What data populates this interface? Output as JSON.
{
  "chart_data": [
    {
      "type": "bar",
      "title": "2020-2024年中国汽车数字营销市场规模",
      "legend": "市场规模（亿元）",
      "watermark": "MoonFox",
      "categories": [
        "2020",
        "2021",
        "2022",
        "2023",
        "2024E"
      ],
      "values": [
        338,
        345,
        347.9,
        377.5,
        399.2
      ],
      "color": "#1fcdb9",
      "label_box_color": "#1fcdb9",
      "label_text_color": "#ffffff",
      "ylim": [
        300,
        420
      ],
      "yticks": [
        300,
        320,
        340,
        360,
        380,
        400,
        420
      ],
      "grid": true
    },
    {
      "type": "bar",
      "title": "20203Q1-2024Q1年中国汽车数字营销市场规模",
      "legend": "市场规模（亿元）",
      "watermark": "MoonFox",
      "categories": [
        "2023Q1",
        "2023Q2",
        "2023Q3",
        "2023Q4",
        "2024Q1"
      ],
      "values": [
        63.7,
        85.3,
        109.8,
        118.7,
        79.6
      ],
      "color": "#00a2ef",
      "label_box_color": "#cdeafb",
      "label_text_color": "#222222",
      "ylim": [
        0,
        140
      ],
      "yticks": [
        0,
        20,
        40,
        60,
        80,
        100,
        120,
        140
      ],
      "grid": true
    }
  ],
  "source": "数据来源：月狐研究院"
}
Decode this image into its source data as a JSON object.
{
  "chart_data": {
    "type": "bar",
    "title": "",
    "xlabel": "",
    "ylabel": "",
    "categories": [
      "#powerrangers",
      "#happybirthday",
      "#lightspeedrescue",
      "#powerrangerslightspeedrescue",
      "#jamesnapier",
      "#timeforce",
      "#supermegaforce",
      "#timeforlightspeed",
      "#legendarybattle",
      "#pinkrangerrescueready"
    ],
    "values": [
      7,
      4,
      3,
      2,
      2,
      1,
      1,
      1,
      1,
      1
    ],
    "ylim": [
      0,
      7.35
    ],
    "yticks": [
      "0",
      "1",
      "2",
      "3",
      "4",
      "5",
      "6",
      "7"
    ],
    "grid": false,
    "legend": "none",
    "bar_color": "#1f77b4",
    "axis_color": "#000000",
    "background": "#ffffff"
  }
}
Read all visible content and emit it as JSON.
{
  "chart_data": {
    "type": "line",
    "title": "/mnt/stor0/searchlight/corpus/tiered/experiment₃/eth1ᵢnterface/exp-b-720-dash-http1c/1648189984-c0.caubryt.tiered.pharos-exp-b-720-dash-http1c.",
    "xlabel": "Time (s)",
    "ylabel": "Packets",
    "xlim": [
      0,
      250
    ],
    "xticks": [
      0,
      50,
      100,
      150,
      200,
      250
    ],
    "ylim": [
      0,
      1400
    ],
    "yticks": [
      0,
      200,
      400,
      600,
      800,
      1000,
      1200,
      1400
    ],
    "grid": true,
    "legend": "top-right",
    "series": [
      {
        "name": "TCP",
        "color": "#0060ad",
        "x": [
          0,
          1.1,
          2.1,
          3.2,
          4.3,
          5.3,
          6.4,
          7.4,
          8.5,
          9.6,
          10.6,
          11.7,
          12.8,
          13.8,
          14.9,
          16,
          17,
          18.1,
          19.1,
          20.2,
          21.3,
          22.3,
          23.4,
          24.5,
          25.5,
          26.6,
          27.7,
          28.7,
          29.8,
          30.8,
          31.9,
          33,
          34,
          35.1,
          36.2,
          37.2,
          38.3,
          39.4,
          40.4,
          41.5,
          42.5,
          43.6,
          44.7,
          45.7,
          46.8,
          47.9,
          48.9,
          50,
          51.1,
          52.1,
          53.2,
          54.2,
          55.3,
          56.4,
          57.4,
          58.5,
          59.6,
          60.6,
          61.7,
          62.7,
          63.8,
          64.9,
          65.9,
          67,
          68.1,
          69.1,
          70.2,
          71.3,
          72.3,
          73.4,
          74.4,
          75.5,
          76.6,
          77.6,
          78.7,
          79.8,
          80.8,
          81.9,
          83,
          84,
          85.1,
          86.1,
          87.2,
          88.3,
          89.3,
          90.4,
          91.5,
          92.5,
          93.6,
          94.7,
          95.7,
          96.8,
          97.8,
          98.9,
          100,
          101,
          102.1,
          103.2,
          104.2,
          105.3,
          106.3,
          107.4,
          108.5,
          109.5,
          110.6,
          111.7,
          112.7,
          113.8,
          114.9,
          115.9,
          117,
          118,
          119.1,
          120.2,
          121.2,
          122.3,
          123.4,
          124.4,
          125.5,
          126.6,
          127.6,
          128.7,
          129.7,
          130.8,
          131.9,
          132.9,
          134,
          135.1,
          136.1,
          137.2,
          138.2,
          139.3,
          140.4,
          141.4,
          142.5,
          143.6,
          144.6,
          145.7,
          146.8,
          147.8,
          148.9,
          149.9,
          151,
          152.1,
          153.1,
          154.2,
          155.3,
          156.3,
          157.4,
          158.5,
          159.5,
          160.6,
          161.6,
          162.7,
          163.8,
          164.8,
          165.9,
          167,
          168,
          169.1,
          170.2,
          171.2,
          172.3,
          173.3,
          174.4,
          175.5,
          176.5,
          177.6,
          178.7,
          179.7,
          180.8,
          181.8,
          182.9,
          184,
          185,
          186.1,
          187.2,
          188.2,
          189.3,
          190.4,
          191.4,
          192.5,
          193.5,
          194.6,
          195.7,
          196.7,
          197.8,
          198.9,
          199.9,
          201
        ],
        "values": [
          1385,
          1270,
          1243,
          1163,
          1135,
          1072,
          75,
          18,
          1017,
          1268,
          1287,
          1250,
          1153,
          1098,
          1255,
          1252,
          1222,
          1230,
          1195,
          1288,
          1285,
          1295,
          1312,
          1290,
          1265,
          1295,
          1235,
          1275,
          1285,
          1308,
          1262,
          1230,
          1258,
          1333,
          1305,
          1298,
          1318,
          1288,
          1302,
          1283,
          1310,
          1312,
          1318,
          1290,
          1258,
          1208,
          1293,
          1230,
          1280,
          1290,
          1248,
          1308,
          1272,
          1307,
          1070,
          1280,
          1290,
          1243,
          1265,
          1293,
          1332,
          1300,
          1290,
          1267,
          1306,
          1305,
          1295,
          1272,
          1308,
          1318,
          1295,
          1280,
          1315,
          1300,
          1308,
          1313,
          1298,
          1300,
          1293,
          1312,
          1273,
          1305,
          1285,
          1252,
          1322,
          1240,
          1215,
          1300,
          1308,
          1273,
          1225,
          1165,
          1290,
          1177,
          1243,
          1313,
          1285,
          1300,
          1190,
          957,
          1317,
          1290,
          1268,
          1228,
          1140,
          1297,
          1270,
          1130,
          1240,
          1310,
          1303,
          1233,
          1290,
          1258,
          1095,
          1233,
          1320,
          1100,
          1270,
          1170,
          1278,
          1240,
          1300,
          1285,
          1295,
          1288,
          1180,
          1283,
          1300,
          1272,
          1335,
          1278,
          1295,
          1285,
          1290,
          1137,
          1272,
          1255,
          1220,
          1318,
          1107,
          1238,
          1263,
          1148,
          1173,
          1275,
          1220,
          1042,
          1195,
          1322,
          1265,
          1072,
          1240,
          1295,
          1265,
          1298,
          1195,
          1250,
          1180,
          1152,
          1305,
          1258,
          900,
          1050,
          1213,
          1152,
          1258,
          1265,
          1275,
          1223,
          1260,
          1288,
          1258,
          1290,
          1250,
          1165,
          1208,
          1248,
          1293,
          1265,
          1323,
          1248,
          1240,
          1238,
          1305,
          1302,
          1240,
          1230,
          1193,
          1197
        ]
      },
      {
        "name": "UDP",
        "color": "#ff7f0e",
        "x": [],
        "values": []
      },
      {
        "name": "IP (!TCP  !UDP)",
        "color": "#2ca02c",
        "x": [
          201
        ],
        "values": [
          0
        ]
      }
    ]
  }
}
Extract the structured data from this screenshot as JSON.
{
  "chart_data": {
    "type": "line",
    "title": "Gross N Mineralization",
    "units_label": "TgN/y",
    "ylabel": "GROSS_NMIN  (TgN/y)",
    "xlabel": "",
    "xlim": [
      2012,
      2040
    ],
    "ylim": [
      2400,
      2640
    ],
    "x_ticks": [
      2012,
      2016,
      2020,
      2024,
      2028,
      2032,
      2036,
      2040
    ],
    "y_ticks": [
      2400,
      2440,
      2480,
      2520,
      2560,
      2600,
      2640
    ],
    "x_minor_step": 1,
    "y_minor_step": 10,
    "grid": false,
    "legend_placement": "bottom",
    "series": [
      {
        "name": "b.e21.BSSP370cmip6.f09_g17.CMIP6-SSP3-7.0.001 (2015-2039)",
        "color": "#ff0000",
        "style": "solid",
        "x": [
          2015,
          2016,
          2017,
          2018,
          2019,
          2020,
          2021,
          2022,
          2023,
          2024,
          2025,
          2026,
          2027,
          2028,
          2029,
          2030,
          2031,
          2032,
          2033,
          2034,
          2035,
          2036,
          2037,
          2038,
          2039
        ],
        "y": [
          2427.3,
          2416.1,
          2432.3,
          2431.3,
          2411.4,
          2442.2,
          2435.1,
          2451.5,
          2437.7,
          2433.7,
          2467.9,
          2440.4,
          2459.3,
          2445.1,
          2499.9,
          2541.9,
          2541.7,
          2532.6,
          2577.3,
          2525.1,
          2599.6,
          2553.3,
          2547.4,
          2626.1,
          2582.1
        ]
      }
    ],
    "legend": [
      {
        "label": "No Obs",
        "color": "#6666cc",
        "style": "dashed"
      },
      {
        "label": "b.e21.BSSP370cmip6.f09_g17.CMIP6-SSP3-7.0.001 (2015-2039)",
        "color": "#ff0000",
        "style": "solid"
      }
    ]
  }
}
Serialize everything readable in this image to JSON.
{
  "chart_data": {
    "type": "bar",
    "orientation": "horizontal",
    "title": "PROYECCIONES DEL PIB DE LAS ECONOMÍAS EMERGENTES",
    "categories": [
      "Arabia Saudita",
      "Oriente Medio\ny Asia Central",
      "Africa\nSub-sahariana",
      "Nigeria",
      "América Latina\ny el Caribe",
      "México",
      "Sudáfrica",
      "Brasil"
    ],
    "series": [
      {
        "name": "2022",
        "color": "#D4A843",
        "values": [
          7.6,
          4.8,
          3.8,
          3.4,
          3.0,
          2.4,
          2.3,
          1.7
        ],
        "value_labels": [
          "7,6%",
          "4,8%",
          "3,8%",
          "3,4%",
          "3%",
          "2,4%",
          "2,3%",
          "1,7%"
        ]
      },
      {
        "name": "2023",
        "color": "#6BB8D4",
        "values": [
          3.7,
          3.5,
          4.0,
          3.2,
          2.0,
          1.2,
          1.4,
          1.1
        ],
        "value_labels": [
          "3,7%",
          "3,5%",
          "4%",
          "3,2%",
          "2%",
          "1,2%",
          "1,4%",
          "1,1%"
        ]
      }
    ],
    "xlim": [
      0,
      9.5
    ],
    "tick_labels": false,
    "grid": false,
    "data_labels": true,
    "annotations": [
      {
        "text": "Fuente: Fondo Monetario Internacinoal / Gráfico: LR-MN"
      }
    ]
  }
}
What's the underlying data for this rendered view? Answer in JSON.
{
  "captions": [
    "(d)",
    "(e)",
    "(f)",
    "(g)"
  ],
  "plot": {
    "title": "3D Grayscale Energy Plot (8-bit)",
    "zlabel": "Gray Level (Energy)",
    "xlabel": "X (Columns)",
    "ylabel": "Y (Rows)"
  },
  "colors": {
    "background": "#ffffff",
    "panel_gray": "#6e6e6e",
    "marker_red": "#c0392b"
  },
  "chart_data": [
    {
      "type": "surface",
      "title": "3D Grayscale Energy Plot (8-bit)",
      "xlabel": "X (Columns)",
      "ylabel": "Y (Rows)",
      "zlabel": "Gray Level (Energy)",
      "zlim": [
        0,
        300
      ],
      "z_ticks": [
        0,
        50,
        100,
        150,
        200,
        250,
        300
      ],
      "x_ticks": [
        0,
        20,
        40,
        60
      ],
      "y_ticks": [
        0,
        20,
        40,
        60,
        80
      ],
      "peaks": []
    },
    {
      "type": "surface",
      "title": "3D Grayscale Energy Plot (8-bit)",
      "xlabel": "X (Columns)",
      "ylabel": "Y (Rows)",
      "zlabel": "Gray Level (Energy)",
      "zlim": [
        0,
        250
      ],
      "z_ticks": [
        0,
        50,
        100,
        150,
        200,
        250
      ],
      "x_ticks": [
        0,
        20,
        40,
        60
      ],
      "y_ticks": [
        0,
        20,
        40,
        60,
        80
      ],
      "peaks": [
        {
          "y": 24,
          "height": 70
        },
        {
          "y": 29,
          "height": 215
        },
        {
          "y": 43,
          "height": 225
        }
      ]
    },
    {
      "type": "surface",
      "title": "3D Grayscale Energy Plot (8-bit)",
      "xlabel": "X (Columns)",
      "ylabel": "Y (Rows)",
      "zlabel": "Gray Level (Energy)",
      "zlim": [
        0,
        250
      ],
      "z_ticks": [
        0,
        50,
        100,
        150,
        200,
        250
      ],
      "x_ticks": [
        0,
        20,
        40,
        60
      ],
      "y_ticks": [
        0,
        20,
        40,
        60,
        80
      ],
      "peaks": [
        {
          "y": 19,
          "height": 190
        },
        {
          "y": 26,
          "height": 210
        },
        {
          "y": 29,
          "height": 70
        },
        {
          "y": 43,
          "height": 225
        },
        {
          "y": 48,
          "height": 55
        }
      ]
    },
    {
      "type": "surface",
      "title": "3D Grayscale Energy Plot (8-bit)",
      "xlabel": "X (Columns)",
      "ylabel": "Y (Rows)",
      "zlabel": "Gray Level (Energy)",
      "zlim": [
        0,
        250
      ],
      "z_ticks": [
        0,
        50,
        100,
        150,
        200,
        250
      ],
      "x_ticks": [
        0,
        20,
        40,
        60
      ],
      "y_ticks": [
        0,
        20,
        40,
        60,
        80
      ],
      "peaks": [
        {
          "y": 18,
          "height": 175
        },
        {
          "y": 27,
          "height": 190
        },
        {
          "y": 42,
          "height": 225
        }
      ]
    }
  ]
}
══════════
▶ **Task goal**
Which lines hold the string "JSON"? List them all.

▶ **Solution to this exercise**
What data populates this interface? Output as JSON.
Decode this image into its source data as a JSON object.
Read all visible content and emit it as JSON.
Extract the structured data from this screenshot as JSON.
Serialize everything readable in this image to JSON.
What's the underlying data for this rendered view? Answer in JSON.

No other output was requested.